_Task details_
Make an exact copy of all the entries, but do not reproduce the pictures.

++++

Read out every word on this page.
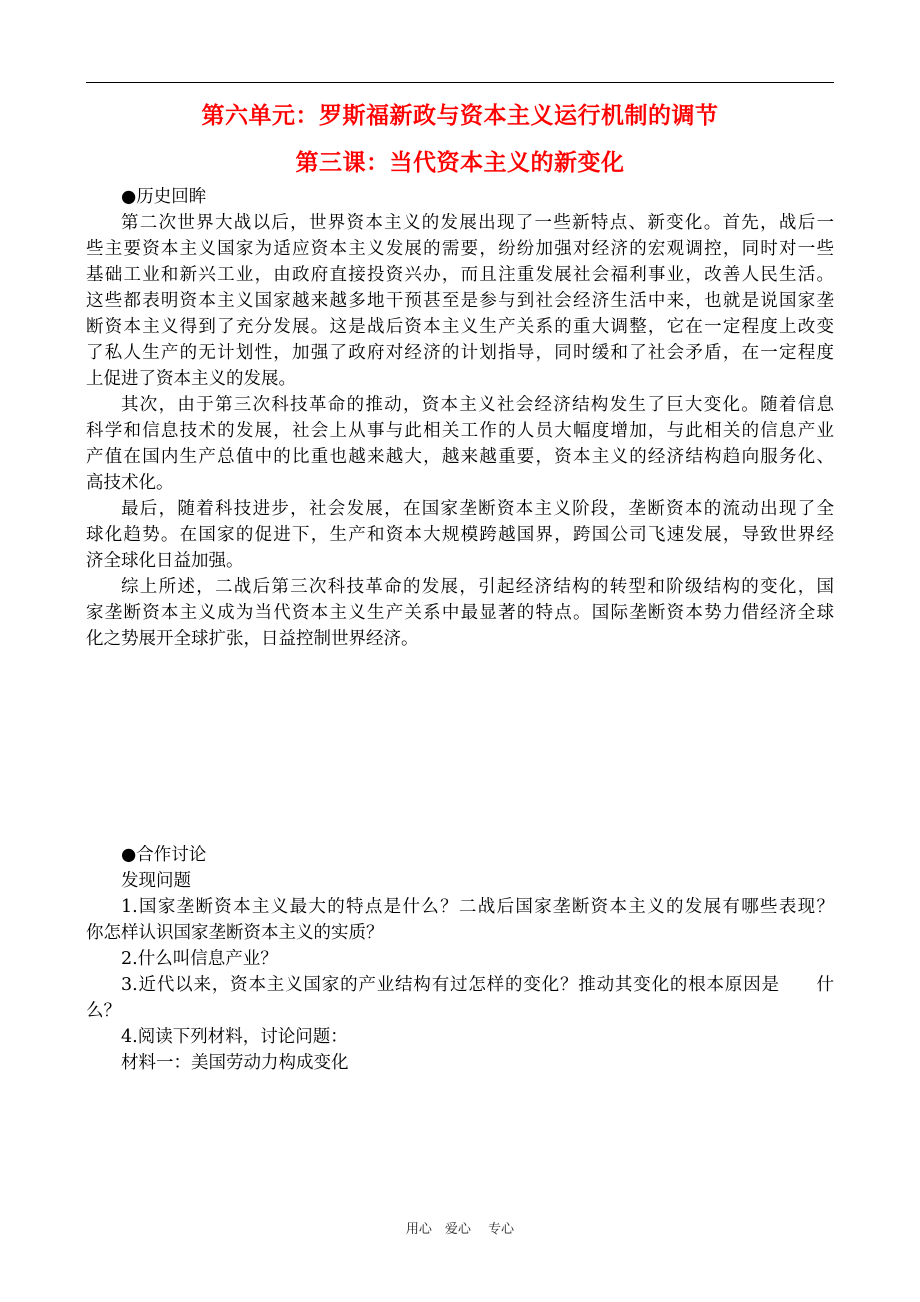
第六单元：罗斯福新政与资本主义运行机制的调节
第三课：当代资本主义的新变化
●历史回眸
第二次世界大战以后，世界资本主义的发展出现了一些新特点、新变化。首先，战后一
些主要资本主义国家为适应资本主义发展的需要，纷纷加强对经济的宏观调控，同时对一些
基础工业和新兴工业，由政府直接投资兴办，而且注重发展社会福利事业，改善人民生活。
这些都表明资本主义国家越来越多地干预甚至是参与到社会经济生活中来，也就是说国家垄
断资本主义得到了充分发展。这是战后资本主义生产关系的重大调整，它在一定程度上改变
了私人生产的无计划性，加强了政府对经济的计划指导，同时缓和了社会矛盾，在一定程度
上促进了资本主义的发展。
其次，由于第三次科技革命的推动，资本主义社会经济结构发生了巨大变化。随着信息
科学和信息技术的发展，社会上从事与此相关工作的人员大幅度增加，与此相关的信息产业
产值在国内生产总值中的比重也越来越大，越来越重要，资本主义的经济结构趋向服务化、
高技术化。
最后，随着科技进步，社会发展，在国家垄断资本主义阶段，垄断资本的流动出现了全
球化趋势。在国家的促进下，生产和资本大规模跨越国界，跨国公司飞速发展，导致世界经
济全球化日益加强。
综上所述，二战后第三次科技革命的发展，引起经济结构的转型和阶级结构的变化，国
家垄断资本主义成为当代资本主义生产关系中最显著的特点。国际垄断资本势力借经济全球
化之势展开全球扩张，日益控制世界经济。
●合作讨论
发现问题
1.国家垄断资本主义最大的特点是什么？二战后国家垄断资本主义的发展有哪些表现？
你怎样认识国家垄断资本主义的实质？
2.什么叫信息产业？
3.近代以来，资本主义国家的产业结构有过怎样的变化？推动其变化的根本原因是　　什
么？
4.阅读下列材料，讨论问题：
材料一：美国劳动力构成变化
用心　爱心　 专心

++++

_Problem solution_
Read out every word on this page.
第六单元：罗斯福新政与资本主义运行机制的调节
第三课：当代资本主义的新变化
●历史回眸
第二次世界大战以后，世界资本主义的发展出现了一些新特点、新变化。首先，战后一
些主要资本主义国家为适应资本主义发展的需要，纷纷加强对经济的宏观调控，同时对一些
基础工业和新兴工业，由政府直接投资兴办，而且注重发展社会福利事业，改善人民生活。
这些都表明资本主义国家越来越多地干预甚至是参与到社会经济生活中来，也就是说国家垄
断资本主义得到了充分发展。这是战后资本主义生产关系的重大调整，它在一定程度上改变
了私人生产的无计划性，加强了政府对经济的计划指导，同时缓和了社会矛盾，在一定程度
上促进了资本主义的发展。
其次，由于第三次科技革命的推动，资本主义社会经济结构发生了巨大变化。随着信息
科学和信息技术的发展，社会上从事与此相关工作的人员大幅度增加，与此相关的信息产业
产值在国内生产总值中的比重也越来越大，越来越重要，资本主义的经济结构趋向服务化、
高技术化。
最后，随着科技进步，社会发展，在国家垄断资本主义阶段，垄断资本的流动出现了全
球化趋势。在国家的促进下，生产和资本大规模跨越国界，跨国公司飞速发展，导致世界经
济全球化日益加强。
综上所述，二战后第三次科技革命的发展，引起经济结构的转型和阶级结构的变化，国
家垄断资本主义成为当代资本主义生产关系中最显著的特点。国际垄断资本势力借经济全球
化之势展开全球扩张，日益控制世界经济。
●合作讨论
发现问题
1.国家垄断资本主义最大的特点是什么？二战后国家垄断资本主义的发展有哪些表现？
你怎样认识国家垄断资本主义的实质？
2.什么叫信息产业？
3.近代以来，资本主义国家的产业结构有过怎样的变化？推动其变化的根本原因是　　什
么？
4.阅读下列材料，讨论问题：
材料一：美国劳动力构成变化
用心　爱心　 专心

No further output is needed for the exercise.